▶ THE TASK
Can you print every record below exactly as written?

[Stored data entries]
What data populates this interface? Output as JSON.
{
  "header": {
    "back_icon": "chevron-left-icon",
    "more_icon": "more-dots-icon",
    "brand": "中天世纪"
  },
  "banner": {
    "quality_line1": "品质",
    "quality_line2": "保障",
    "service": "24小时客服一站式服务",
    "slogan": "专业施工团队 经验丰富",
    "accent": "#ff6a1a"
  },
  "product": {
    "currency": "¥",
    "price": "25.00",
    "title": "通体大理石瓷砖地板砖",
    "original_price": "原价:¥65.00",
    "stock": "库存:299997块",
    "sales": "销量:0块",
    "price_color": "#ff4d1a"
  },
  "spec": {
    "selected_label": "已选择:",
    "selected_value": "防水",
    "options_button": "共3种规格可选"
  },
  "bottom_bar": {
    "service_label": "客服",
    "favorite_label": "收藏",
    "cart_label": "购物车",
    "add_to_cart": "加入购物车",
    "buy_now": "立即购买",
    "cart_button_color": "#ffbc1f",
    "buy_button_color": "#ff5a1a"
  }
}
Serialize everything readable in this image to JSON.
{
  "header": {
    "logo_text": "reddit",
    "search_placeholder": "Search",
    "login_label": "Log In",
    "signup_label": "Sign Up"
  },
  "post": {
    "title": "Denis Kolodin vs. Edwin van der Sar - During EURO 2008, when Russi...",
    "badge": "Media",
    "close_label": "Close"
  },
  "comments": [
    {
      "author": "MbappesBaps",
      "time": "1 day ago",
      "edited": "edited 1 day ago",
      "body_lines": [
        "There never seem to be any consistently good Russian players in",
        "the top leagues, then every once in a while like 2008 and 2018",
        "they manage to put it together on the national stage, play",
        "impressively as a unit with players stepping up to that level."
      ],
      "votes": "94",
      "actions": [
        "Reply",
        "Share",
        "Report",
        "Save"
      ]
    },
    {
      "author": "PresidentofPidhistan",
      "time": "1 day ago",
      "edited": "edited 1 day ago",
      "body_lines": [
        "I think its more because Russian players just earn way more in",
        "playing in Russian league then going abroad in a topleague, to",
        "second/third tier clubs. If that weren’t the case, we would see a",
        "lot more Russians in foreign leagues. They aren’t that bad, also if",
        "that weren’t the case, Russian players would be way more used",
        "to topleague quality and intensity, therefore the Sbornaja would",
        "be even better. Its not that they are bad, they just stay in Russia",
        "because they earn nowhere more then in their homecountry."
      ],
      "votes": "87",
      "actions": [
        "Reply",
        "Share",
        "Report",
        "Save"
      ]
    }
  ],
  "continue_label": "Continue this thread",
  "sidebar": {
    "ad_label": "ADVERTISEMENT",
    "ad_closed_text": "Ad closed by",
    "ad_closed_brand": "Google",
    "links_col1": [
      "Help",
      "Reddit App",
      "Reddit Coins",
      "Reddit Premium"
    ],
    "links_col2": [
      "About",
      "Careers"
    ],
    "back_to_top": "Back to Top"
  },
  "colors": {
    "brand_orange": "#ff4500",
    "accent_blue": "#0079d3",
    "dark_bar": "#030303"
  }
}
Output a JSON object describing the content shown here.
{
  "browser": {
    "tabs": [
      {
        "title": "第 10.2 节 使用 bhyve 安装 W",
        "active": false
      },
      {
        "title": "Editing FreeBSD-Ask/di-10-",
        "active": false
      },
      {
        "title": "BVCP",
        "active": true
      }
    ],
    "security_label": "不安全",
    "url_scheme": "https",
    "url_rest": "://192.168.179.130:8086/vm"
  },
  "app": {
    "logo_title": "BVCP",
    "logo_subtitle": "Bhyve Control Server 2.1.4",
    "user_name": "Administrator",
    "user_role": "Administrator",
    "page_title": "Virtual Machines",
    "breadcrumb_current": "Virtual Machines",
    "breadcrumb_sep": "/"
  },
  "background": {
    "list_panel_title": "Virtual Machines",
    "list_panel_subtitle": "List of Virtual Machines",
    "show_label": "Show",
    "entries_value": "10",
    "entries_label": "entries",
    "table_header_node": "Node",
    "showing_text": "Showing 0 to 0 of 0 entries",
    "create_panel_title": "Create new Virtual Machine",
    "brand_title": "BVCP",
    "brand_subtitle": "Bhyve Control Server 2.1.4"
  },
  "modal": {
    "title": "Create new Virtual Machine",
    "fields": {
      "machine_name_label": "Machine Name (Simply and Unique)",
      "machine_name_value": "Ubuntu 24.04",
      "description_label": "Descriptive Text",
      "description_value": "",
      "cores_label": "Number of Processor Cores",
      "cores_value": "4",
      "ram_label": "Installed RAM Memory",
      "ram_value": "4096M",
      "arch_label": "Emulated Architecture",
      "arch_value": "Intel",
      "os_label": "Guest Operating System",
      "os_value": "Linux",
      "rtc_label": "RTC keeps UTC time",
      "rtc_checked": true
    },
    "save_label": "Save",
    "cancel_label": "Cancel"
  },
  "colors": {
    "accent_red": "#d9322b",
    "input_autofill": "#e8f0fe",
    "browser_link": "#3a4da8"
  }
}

▶ RESPONSE TO THIS EXERCISE
What data populates this interface? Output as JSON.
{
  "header": {
    "back_icon": "chevron-left-icon",
    "more_icon": "more-dots-icon",
    "brand": "中天世纪"
  },
  "banner": {
    "quality_line1": "品质",
    "quality_line2": "保障",
    "service": "24小时客服一站式服务",
    "slogan": "专业施工团队 经验丰富",
    "accent": "#ff6a1a"
  },
  "product": {
    "currency": "¥",
    "price": "25.00",
    "title": "通体大理石瓷砖地板砖",
    "original_price": "原价:¥65.00",
    "stock": "库存:299997块",
    "sales": "销量:0块",
    "price_color": "#ff4d1a"
  },
  "spec": {
    "selected_label": "已选择:",
    "selected_value": "防水",
    "options_button": "共3种规格可选"
  },
  "bottom_bar": {
    "service_label": "客服",
    "favorite_label": "收藏",
    "cart_label": "购物车",
    "add_to_cart": "加入购物车",
    "buy_now": "立即购买",
    "cart_button_color": "#ffbc1f",
    "buy_button_color": "#ff5a1a"
  }
}
Serialize everything readable in this image to JSON.
{
  "header": {
    "logo_text": "reddit",
    "search_placeholder": "Search",
    "login_label": "Log In",
    "signup_label": "Sign Up"
  },
  "post": {
    "title": "Denis Kolodin vs. Edwin van der Sar - During EURO 2008, when Russi...",
    "badge": "Media",
    "close_label": "Close"
  },
  "comments": [
    {
      "author": "MbappesBaps",
      "time": "1 day ago",
      "edited": "edited 1 day ago",
      "body_lines": [
        "There never seem to be any consistently good Russian players in",
        "the top leagues, then every once in a while like 2008 and 2018",
        "they manage to put it together on the national stage, play",
        "impressively as a unit with players stepping up to that level."
      ],
      "votes": "94",
      "actions": [
        "Reply",
        "Share",
        "Report",
        "Save"
      ]
    },
    {
      "author": "PresidentofPidhistan",
      "time": "1 day ago",
      "edited": "edited 1 day ago",
      "body_lines": [
        "I think its more because Russian players just earn way more in",
        "playing in Russian league then going abroad in a topleague, to",
        "second/third tier clubs. If that weren’t the case, we would see a",
        "lot more Russians in foreign leagues. They aren’t that bad, also if",
        "that weren’t the case, Russian players would be way more used",
        "to topleague quality and intensity, therefore the Sbornaja would",
        "be even better. Its not that they are bad, they just stay in Russia",
        "because they earn nowhere more then in their homecountry."
      ],
      "votes": "87",
      "actions": [
        "Reply",
        "Share",
        "Report",
        "Save"
      ]
    }
  ],
  "continue_label": "Continue this thread",
  "sidebar": {
    "ad_label": "ADVERTISEMENT",
    "ad_closed_text": "Ad closed by",
    "ad_closed_brand": "Google",
    "links_col1": [
      "Help",
      "Reddit App",
      "Reddit Coins",
      "Reddit Premium"
    ],
    "links_col2": [
      "About",
      "Careers"
    ],
    "back_to_top": "Back to Top"
  },
  "colors": {
    "brand_orange": "#ff4500",
    "accent_blue": "#0079d3",
    "dark_bar": "#030303"
  }
}
Output a JSON object describing the content shown here.
{
  "browser": {
    "tabs": [
      {
        "title": "第 10.2 节 使用 bhyve 安装 W",
        "active": false
      },
      {
        "title": "Editing FreeBSD-Ask/di-10-",
        "active": false
      },
      {
        "title": "BVCP",
        "active": true
      }
    ],
    "security_label": "不安全",
    "url_scheme": "https",
    "url_rest": "://192.168.179.130:8086/vm"
  },
  "app": {
    "logo_title": "BVCP",
    "logo_subtitle": "Bhyve Control Server 2.1.4",
    "user_name": "Administrator",
    "user_role": "Administrator",
    "page_title": "Virtual Machines",
    "breadcrumb_current": "Virtual Machines",
    "breadcrumb_sep": "/"
  },
  "background": {
    "list_panel_title": "Virtual Machines",
    "list_panel_subtitle": "List of Virtual Machines",
    "show_label": "Show",
    "entries_value": "10",
    "entries_label": "entries",
    "table_header_node": "Node",
    "showing_text": "Showing 0 to 0 of 0 entries",
    "create_panel_title": "Create new Virtual Machine",
    "brand_title": "BVCP",
    "brand_subtitle": "Bhyve Control Server 2.1.4"
  },
  "modal": {
    "title": "Create new Virtual Machine",
    "fields": {
      "machine_name_label": "Machine Name (Simply and Unique)",
      "machine_name_value": "Ubuntu 24.04",
      "description_label": "Descriptive Text",
      "description_value": "",
      "cores_label": "Number of Processor Cores",
      "cores_value": "4",
      "ram_label": "Installed RAM Memory",
      "ram_value": "4096M",
      "arch_label": "Emulated Architecture",
      "arch_value": "Intel",
      "os_label": "Guest Operating System",
      "os_value": "Linux",
      "rtc_label": "RTC keeps UTC time",
      "rtc_checked": true
    },
    "save_label": "Save",
    "cancel_label": "Cancel"
  },
  "colors": {
    "accent_red": "#d9322b",
    "input_autofill": "#e8f0fe",
    "browser_link": "#3a4da8"
  }
}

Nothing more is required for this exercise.